- _STATED EXERCISE_
Copy out the data exactly, leaving the pictures behind.

___ WORKING DATA ___

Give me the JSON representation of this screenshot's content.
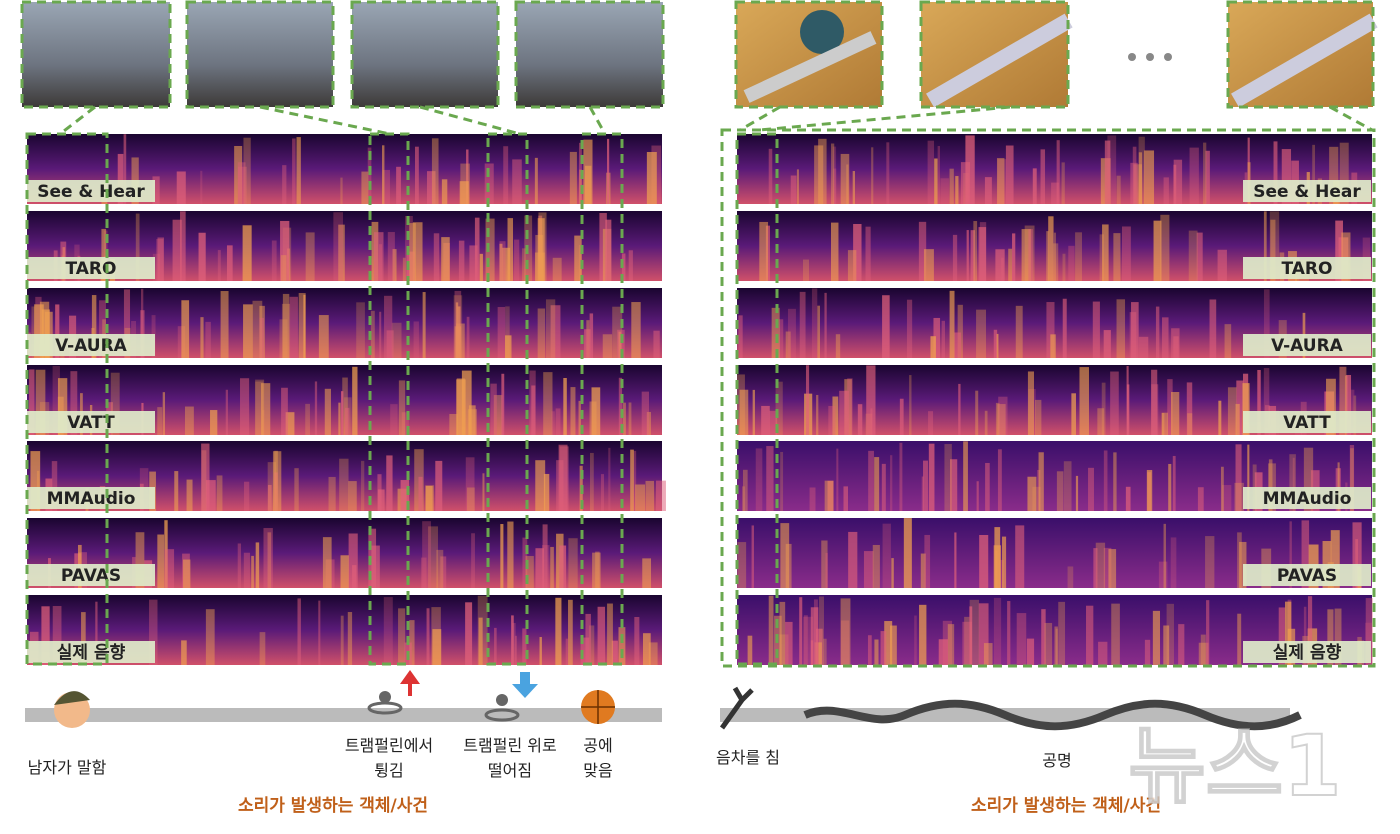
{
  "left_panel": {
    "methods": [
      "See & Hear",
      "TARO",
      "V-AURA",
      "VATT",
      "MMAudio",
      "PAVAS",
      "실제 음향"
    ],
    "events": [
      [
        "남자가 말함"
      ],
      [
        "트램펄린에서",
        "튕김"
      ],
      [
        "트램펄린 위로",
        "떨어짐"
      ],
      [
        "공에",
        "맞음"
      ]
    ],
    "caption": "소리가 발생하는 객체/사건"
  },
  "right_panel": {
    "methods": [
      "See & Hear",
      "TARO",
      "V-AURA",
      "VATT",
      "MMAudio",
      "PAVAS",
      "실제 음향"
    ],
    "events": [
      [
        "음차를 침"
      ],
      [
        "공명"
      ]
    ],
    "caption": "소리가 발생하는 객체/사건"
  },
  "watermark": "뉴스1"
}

___

- _ANSWER TO THIS EXERCISE_
Give me the JSON representation of this screenshot's content.
{
  "left_panel": {
    "methods": [
      "See & Hear",
      "TARO",
      "V-AURA",
      "VATT",
      "MMAudio",
      "PAVAS",
      "실제 음향"
    ],
    "events": [
      [
        "남자가 말함"
      ],
      [
        "트램펄린에서",
        "튕김"
      ],
      [
        "트램펄린 위로",
        "떨어짐"
      ],
      [
        "공에",
        "맞음"
      ]
    ],
    "caption": "소리가 발생하는 객체/사건"
  },
  "right_panel": {
    "methods": [
      "See & Hear",
      "TARO",
      "V-AURA",
      "VATT",
      "MMAudio",
      "PAVAS",
      "실제 음향"
    ],
    "events": [
      [
        "음차를 침"
      ],
      [
        "공명"
      ]
    ],
    "caption": "소리가 발생하는 객체/사건"
  },
  "watermark": "뉴스1"
}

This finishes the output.